**Set problem**
Look through the records below and collect all lines that hold the string "rest".

**Exercise input**
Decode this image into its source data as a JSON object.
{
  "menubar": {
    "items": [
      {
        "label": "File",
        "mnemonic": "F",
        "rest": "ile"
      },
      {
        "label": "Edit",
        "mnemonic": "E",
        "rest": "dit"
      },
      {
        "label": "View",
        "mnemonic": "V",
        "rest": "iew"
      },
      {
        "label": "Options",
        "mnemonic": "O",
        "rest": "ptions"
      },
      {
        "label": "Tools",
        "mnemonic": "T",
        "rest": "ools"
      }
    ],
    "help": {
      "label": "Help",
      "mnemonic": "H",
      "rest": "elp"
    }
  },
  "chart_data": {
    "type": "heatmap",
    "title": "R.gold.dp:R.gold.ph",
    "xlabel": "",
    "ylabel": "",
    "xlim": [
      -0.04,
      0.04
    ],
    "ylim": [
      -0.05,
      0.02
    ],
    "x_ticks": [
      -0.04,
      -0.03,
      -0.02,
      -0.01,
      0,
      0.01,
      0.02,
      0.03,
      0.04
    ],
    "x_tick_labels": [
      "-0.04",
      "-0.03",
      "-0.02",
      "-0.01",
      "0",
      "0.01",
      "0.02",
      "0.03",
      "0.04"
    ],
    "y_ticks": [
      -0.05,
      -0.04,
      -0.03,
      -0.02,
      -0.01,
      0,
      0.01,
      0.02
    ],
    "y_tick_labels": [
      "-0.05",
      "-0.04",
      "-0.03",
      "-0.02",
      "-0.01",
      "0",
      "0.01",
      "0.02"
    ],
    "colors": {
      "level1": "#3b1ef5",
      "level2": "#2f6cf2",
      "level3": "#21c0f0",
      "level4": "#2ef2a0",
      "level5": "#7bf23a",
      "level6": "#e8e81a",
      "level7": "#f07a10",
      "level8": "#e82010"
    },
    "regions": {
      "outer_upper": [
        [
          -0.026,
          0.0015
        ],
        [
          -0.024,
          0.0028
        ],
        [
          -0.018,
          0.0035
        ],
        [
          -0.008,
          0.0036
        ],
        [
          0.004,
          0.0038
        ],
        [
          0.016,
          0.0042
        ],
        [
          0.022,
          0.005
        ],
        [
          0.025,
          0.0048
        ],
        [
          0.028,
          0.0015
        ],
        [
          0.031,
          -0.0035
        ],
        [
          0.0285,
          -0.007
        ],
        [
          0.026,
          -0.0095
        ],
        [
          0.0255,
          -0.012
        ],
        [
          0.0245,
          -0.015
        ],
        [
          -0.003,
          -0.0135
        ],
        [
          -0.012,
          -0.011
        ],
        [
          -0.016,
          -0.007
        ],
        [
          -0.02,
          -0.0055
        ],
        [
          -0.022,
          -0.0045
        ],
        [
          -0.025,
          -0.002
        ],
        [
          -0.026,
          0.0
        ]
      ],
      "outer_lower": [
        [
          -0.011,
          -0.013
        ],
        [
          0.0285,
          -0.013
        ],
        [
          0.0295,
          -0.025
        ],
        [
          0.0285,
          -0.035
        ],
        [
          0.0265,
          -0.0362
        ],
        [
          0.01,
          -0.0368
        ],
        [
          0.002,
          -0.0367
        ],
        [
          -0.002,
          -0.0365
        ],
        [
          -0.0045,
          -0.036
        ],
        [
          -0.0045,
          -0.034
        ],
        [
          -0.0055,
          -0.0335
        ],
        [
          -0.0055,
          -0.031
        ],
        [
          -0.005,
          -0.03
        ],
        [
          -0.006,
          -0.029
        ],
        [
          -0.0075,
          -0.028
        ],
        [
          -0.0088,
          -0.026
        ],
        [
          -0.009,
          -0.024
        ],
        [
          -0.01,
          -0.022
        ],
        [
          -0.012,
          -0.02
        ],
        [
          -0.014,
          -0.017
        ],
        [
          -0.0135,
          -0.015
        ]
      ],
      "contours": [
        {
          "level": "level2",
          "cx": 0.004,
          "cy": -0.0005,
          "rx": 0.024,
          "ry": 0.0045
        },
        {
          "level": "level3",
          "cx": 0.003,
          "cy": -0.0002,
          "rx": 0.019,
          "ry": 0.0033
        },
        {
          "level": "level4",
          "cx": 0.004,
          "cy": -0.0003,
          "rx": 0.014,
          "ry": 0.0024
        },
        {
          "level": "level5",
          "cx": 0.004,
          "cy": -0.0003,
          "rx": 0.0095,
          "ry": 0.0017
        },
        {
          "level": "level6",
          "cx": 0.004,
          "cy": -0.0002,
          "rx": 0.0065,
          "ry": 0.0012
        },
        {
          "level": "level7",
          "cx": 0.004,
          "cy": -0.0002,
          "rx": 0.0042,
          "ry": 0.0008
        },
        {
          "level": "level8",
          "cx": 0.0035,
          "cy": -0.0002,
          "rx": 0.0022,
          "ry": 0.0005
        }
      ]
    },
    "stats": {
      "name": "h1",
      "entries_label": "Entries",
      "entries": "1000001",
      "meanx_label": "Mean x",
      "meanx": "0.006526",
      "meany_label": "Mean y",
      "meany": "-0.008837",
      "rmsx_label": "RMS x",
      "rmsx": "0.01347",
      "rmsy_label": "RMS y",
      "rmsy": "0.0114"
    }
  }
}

**Written response**
        "rest": "ile"
        "rest": "dit"
        "rest": "iew"
        "rest": "ptions"
        "rest": "ools"
      "rest": "elp"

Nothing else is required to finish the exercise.